CONSIGNE ÉCRITE 1: Repérez dans le listing toutes les lignes qui contiennent la chaîne « handle », puis recopiez-les.

DOCUMENT SOURCE:

++++++

Si l’activité a été principalement impactée au cours des mois de mars et d’avril, les conditions de travail en mode dégradé vont pénaliser la productivité de nos entreprises au second trimestre. Pour ce qui est des fondations spéciales sur les grands projets franciliens, les bonnes conditions d’approvisionnement des chantiers du Grand Paris ont permis de rattraper en partie le retard enregistré. Nos adhérents qui interviennent sur les projets en Île-de-France sont relativement préservés. Dans les autres spécialités, le forage et le sondage, mises en œuvre sur l’ensemble du territoire, nos membres seront doublement impactés par les conséquences de la crise sanitaire et la baisse de l’activité.
Quelles sont vos prévisions d’activité pour cette année ?
L’année 2019 a marqué la fin d’un cycle de croissance au cours duquel le volume d’affaires de la profession aura été quasi multiplié par 1,5 grâce aux grands travaux en Île-de-France. Ce record historique est dû à l’apport des chantiers de parois du Grand Paris Express, d’Eole et de CDG Express, désormais quasi achevés. Pour les fondations spéciales, le poids de la région francilienne est sans commune mesure avec celui de la province. Pour les autres activités, liées au bâtiment, le cycle se maintenait jusqu’à mi-mars. La crise sanitaire a cassé ce cycle porteur. Sans le report du deuxième tour de l’élection municipale, le gel des instructions de permis de construire qui en résulte, les entreprises spécialisées dans les pieux et micropieux auraient même pu voir leur activité progresser. L’absence de maturation des dossiers de construction pendant près de trois mois va entraîner une baisse sensible dans ce domaine.

++++++

LISTE:
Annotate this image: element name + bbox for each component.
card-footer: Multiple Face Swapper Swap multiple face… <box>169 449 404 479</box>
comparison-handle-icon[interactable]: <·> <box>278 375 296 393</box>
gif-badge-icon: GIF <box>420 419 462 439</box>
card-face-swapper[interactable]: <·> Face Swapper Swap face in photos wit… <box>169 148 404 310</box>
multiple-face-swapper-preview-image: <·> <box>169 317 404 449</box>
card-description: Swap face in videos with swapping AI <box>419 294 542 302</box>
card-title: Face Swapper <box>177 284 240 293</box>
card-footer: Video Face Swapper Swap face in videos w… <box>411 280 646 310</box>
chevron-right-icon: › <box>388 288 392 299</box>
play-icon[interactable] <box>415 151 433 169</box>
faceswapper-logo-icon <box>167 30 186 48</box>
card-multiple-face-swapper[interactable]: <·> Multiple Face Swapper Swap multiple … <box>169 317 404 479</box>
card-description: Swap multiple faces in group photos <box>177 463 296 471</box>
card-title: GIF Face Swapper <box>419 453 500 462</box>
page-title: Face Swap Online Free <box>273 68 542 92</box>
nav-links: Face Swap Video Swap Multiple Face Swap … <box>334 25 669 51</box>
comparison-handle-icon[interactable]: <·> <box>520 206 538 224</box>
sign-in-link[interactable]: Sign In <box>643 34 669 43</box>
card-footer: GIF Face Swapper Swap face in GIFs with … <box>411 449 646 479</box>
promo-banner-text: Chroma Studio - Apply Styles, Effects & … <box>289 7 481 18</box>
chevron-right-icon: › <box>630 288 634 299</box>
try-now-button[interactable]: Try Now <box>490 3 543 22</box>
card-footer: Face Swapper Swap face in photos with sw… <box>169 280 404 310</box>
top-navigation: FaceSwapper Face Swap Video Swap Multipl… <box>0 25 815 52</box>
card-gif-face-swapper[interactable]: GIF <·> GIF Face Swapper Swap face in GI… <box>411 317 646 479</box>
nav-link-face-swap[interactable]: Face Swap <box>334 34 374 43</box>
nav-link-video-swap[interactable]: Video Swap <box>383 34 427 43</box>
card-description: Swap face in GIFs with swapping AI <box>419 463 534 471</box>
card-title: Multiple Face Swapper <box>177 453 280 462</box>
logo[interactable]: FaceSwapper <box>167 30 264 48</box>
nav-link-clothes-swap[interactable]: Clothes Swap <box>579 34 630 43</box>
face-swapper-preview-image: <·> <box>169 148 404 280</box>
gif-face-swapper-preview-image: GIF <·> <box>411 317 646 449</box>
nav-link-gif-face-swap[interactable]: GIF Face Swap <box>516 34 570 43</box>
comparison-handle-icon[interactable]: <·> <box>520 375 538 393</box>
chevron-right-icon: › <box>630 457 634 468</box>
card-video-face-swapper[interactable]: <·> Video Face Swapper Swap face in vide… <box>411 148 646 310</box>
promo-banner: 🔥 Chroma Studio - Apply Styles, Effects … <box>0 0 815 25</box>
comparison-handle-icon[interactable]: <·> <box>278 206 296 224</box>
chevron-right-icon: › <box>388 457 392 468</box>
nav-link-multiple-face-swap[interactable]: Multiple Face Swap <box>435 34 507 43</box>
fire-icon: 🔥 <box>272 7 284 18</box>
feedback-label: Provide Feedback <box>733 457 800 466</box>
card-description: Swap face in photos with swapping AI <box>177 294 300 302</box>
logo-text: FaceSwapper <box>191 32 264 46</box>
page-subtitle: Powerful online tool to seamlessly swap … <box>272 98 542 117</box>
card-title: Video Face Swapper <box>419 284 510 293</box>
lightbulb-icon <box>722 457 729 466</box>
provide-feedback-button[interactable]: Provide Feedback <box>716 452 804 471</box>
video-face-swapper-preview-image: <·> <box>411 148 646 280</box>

++++++

CONSIGNE ÉCRITE 2: Poursuivez le texte sur l'activité des entreprises de fondations spéciales à partir de sa dernière phrase.

RÉSULTAT DE L'EXERCICE 1:
comparison-handle-icon[interactable]: <·> <box>278 375 296 393</box>
comparison-handle-icon[interactable]: <·> <box>520 206 538 224</box>
comparison-handle-icon[interactable]: <·> <box>520 375 538 393</box>
comparison-handle-icon[interactable]: <·> <box>278 206 296 224</box>

RÉSULTAT DE L'EXERCICE 2:
L’avenir des métiers de la géotechnique s’assombrit-il ?
Conjoncturellement, l’outil de production est surcapacitaire, en particulier dans le domaine des parois moulées profondes. La crise sanitaire a fragilisé les trésoreries des entreprises qui ont dû assumer les amortissements des matériels et frais généraux. Avec la fin des grands chantiers de parois, les filiales des entreprises étrangères présentes en France sont les plus exposées, jusqu’à la prochaine reprise des grands chantiers qui interviendra à partir de 2023. À l’exception des majors, nous craignons pour nos adhérents les dépôts de bilan des entreprises de gros œuvre du bâtiment. Structurellement, les fondations spéciales comme les travaux souterrains sont des métiers porteurs. Partout dans le monde, les projets de métros se multiplient.
Avez-vous estimé le surcoût des dispositions sanitaires sur les chantiers de fondations spéciales ?
Si nous savons calculer l’absence de production pendant un mois ou le coût d’achat des différents équipements nécessaires à la sécurité sanitaire de nos collaborateurs, nous ne savons pas mesurer la perte de productivité sur site. Elle peut être appréciée sur les grands chantiers au travers de différents paramètres, comme la multiplication des bases vie. Mais sur les travaux courants, c’est impossible.
Les techniques et procédés sur chantier s’en trouvent-ils modifiés ?
Il est trop tôt pour que des circonstances extraordinaires nous amènent à de tels changements dans nos organisations. La production pure sera toujours réalisée sur le chantier, autour de matériels et avec des compagnons. Il est impossible de faire différemment. Ce qui est sûr, c’est que le télétravail, souvent perçu de manière négative, s’est largement diffusé dans les services opérationnels et les bureaux d’études.
Les matériels mis en œuvre peuvent-ils être un levier de compétitivité ?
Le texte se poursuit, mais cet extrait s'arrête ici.